> [GOAL OF THE EXERCISE]: In the copy, include every entry exactly but none of the pictures.

> [STORED DATA]:
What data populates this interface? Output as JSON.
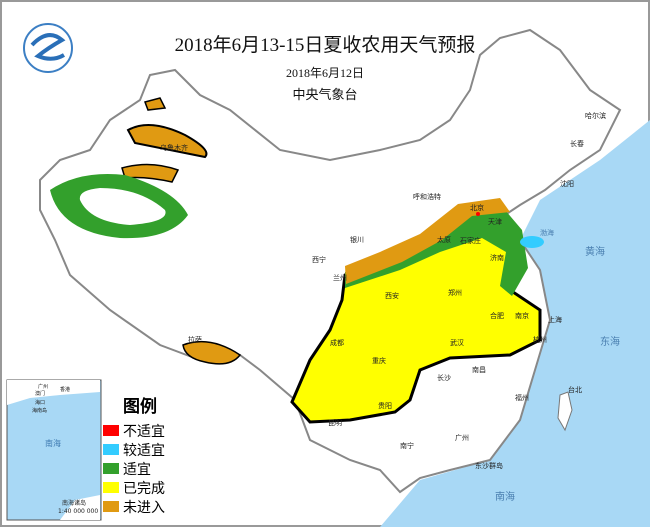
{
  "title": "2018年6月13-15日夏收农用天气预报",
  "date": "2018年6月12日",
  "issuer": "中央气象台",
  "legend": {
    "title": "图例",
    "items": [
      {
        "label": "不适宜",
        "color": "#ff0000"
      },
      {
        "label": "较适宜",
        "color": "#33ccff"
      },
      {
        "label": "适宜",
        "color": "#33a02c"
      },
      {
        "label": "已完成",
        "color": "#ffff00"
      },
      {
        "label": "未进入",
        "color": "#e09a12"
      }
    ]
  },
  "inset": {
    "caption": "南海诸岛",
    "scale": "1:40 000 000",
    "sea": "南海",
    "cities": [
      "广州",
      "香港",
      "澳门",
      "海口",
      "海南岛"
    ]
  },
  "seas": {
    "bohai": "渤海",
    "yellow": "黄海",
    "east": "东海",
    "south": "南海",
    "dongsha": "东沙群岛"
  },
  "cities": [
    "北京",
    "天津",
    "石家庄",
    "太原",
    "济南",
    "郑州",
    "西安",
    "兰州",
    "西宁",
    "银川",
    "呼和浩特",
    "合肥",
    "南京",
    "上海",
    "杭州",
    "武汉",
    "成都",
    "重庆",
    "长沙",
    "南昌",
    "贵阳",
    "昆明",
    "拉萨",
    "沈阳",
    "长春",
    "哈尔滨",
    "福州",
    "台北",
    "广州",
    "南宁",
    "乌鲁木齐"
  ],
  "colors": {
    "ocean": "#a8d8f5",
    "border": "#888888"
  }
}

> [SOLVED PROBLEM]:
What data populates this interface? Output as JSON.
{
  "title": "2018年6月13-15日夏收农用天气预报",
  "date": "2018年6月12日",
  "issuer": "中央气象台",
  "legend": {
    "title": "图例",
    "items": [
      {
        "label": "不适宜",
        "color": "#ff0000"
      },
      {
        "label": "较适宜",
        "color": "#33ccff"
      },
      {
        "label": "适宜",
        "color": "#33a02c"
      },
      {
        "label": "已完成",
        "color": "#ffff00"
      },
      {
        "label": "未进入",
        "color": "#e09a12"
      }
    ]
  },
  "inset": {
    "caption": "南海诸岛",
    "scale": "1:40 000 000",
    "sea": "南海",
    "cities": [
      "广州",
      "香港",
      "澳门",
      "海口",
      "海南岛"
    ]
  },
  "seas": {
    "bohai": "渤海",
    "yellow": "黄海",
    "east": "东海",
    "south": "南海",
    "dongsha": "东沙群岛"
  },
  "cities": [
    "北京",
    "天津",
    "石家庄",
    "太原",
    "济南",
    "郑州",
    "西安",
    "兰州",
    "西宁",
    "银川",
    "呼和浩特",
    "合肥",
    "南京",
    "上海",
    "杭州",
    "武汉",
    "成都",
    "重庆",
    "长沙",
    "南昌",
    "贵阳",
    "昆明",
    "拉萨",
    "沈阳",
    "长春",
    "哈尔滨",
    "福州",
    "台北",
    "广州",
    "南宁",
    "乌鲁木齐"
  ],
  "colors": {
    "ocean": "#a8d8f5",
    "border": "#888888"
  }
}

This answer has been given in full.